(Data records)
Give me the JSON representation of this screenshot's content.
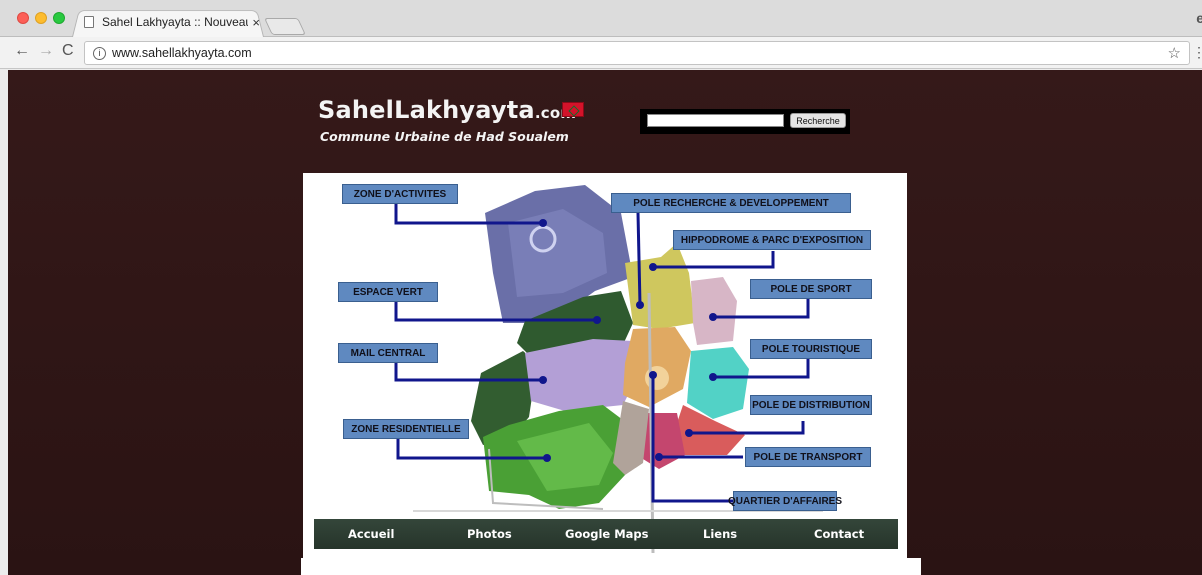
{
  "browser": {
    "tab_title": "Sahel Lakhyayta :: Nouveau p",
    "tab_close": "×",
    "url": "www.sahellakhyayta.com",
    "nav_back": "←",
    "nav_forward": "→",
    "nav_reload": "C",
    "info": "i",
    "star": "☆",
    "menu": "⋮",
    "profile": "e"
  },
  "header": {
    "site_name": "SahelLakhyayta",
    "site_suffix": ".com",
    "subtitle": "Commune Urbaine de Had Soualem"
  },
  "search": {
    "value": "",
    "button_label": "Recherche"
  },
  "map_labels": {
    "zone_activites": "ZONE D'ACTIVITES",
    "pole_recherche": "POLE RECHERCHE & DEVELOPPEMENT",
    "hippodrome": "HIPPODROME & PARC D'EXPOSITION",
    "espace_vert": "ESPACE VERT",
    "pole_sport": "POLE DE SPORT",
    "mail_central": "MAIL CENTRAL",
    "pole_touristique": "POLE TOURISTIQUE",
    "pole_distribution": "POLE DE DISTRIBUTION",
    "zone_residentielle": "ZONE RESIDENTIELLE",
    "pole_transport": "POLE DE TRANSPORT",
    "quartier_affaires": "QUARTIER D'AFFAIRES"
  },
  "nav": {
    "items": [
      "Accueil",
      "Photos",
      "Google Maps",
      "Liens",
      "Contact"
    ]
  },
  "colors": {
    "page_background": "#2c1414",
    "label_fill": "#5f89c0",
    "leader_line": "#10168c",
    "navbar": "#2b3a2c"
  }
}
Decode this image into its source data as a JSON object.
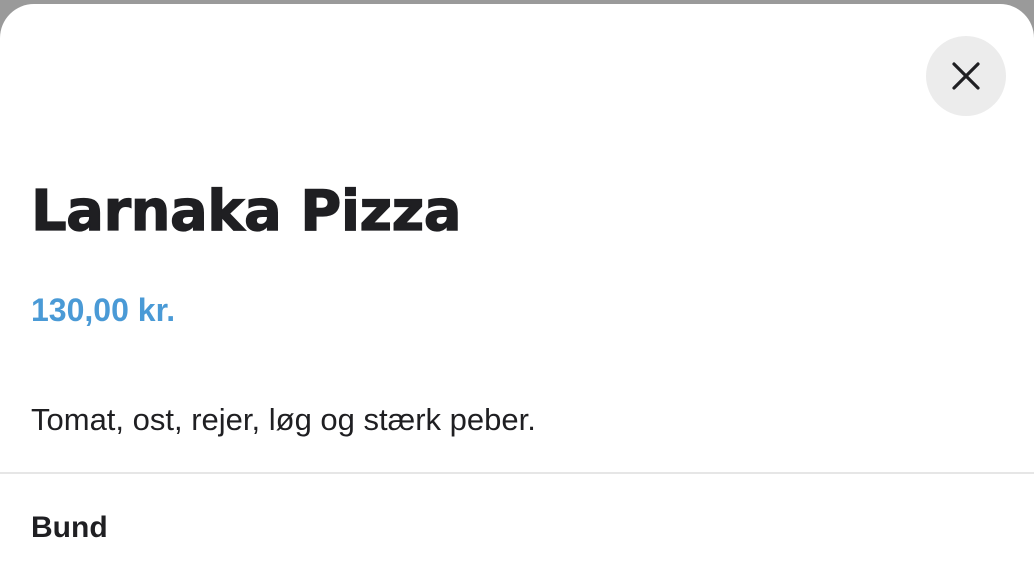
{
  "modal": {
    "close_icon": "close-icon",
    "title": "Larnaka Pizza",
    "price": "130,00 kr.",
    "description": "Tomat, ost, rejer, løg og stærk peber.",
    "section_label": "Bund"
  },
  "colors": {
    "price": "#4a9ad6",
    "text": "#1f1f22",
    "close_bg": "#ececec"
  }
}
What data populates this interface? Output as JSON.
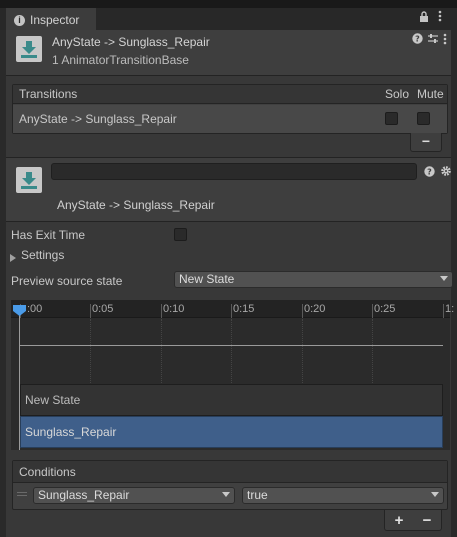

**WORK TO BE COMPLETED:** Without the pictures, repeat the listing above exactly.

**WORKED SOLUTION:**
Give me the JSON representation of this screenshot's content.
{
  "browser": {
    "tab_title": "Sahel Lakhyayta :: Nouveau p",
    "tab_close": "×",
    "url": "www.sahellakhyayta.com",
    "nav_back": "←",
    "nav_forward": "→",
    "nav_reload": "C",
    "info": "i",
    "star": "☆",
    "menu": "⋮",
    "profile": "e"
  },
  "header": {
    "site_name": "SahelLakhyayta",
    "site_suffix": ".com",
    "subtitle": "Commune Urbaine de Had Soualem"
  },
  "search": {
    "value": "",
    "button_label": "Recherche"
  },
  "map_labels": {
    "zone_activites": "ZONE D'ACTIVITES",
    "pole_recherche": "POLE RECHERCHE & DEVELOPPEMENT",
    "hippodrome": "HIPPODROME & PARC D'EXPOSITION",
    "espace_vert": "ESPACE VERT",
    "pole_sport": "POLE DE SPORT",
    "mail_central": "MAIL CENTRAL",
    "pole_touristique": "POLE TOURISTIQUE",
    "pole_distribution": "POLE DE DISTRIBUTION",
    "zone_residentielle": "ZONE RESIDENTIELLE",
    "pole_transport": "POLE DE TRANSPORT",
    "quartier_affaires": "QUARTIER D'AFFAIRES"
  },
  "nav": {
    "items": [
      "Accueil",
      "Photos",
      "Google Maps",
      "Liens",
      "Contact"
    ]
  },
  "colors": {
    "page_background": "#2c1414",
    "label_fill": "#5f89c0",
    "leader_line": "#10168c",
    "navbar": "#2b3a2c"
  }
}
Decode this image into its source data as a JSON object.
{
  "modal": {
    "close_icon": "close-icon",
    "title": "Larnaka Pizza",
    "price": "130,00 kr.",
    "description": "Tomat, ost, rejer, løg og stærk peber.",
    "section_label": "Bund"
  },
  "colors": {
    "price": "#4a9ad6",
    "text": "#1f1f22",
    "close_bg": "#ececec"
  }
}
What data populates this interface? Output as JSON.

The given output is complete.